--- Begin Material for this task ---

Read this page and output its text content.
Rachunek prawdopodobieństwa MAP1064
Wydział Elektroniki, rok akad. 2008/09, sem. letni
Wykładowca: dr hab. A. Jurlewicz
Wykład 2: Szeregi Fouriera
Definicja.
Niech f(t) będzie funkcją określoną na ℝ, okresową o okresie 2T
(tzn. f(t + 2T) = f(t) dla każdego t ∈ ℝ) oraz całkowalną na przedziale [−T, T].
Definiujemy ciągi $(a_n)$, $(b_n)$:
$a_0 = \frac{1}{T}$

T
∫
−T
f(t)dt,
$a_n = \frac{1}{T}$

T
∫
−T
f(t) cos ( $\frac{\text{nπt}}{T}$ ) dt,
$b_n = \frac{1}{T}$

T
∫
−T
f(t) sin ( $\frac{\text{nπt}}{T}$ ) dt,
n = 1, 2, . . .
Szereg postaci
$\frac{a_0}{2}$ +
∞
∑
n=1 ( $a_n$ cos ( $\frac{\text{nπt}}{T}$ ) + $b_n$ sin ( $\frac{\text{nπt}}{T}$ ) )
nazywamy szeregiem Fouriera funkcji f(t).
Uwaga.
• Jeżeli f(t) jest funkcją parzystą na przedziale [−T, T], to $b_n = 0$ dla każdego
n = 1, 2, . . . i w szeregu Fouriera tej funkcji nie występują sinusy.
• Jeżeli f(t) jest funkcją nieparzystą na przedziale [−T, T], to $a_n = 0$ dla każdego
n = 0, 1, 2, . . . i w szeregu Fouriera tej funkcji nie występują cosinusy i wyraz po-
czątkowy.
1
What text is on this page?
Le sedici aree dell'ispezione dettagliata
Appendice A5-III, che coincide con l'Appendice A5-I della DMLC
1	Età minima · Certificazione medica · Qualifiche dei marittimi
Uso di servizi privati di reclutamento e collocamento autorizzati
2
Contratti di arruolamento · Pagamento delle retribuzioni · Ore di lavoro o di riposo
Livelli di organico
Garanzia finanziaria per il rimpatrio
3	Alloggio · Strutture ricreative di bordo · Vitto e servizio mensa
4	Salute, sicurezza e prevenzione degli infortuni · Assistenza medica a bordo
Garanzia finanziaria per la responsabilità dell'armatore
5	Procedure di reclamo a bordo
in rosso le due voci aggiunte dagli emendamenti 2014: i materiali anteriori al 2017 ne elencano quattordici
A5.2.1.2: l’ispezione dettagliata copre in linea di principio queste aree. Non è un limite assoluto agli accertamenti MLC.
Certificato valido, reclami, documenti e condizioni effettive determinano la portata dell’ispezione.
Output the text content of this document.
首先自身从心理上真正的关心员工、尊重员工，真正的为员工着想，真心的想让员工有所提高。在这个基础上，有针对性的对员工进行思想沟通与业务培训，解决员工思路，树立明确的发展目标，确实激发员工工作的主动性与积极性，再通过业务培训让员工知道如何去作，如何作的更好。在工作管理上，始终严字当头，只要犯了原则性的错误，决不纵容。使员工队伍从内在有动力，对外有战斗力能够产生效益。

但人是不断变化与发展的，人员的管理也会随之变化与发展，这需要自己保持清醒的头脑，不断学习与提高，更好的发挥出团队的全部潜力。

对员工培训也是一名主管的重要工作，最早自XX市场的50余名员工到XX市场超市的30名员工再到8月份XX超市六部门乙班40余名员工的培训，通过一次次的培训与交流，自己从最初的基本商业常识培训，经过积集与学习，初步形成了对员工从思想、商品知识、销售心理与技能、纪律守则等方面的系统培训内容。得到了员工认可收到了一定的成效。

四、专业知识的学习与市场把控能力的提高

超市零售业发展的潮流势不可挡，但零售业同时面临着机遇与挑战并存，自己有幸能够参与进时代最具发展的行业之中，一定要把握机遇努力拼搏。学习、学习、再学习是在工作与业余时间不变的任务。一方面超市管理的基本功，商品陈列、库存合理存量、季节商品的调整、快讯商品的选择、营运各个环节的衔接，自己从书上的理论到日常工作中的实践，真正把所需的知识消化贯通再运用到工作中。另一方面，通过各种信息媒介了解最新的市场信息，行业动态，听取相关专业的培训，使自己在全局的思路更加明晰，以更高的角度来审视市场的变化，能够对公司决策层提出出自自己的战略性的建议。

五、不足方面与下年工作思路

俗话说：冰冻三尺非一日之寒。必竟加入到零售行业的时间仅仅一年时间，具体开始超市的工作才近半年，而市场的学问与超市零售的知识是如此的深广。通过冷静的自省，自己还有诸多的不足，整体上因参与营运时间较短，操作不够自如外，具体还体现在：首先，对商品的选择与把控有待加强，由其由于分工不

--- End Material for this task ---

- To do -
Count every line in the entries above where the word "dettagliata" appears; respond with the number alone.

- Solution -
2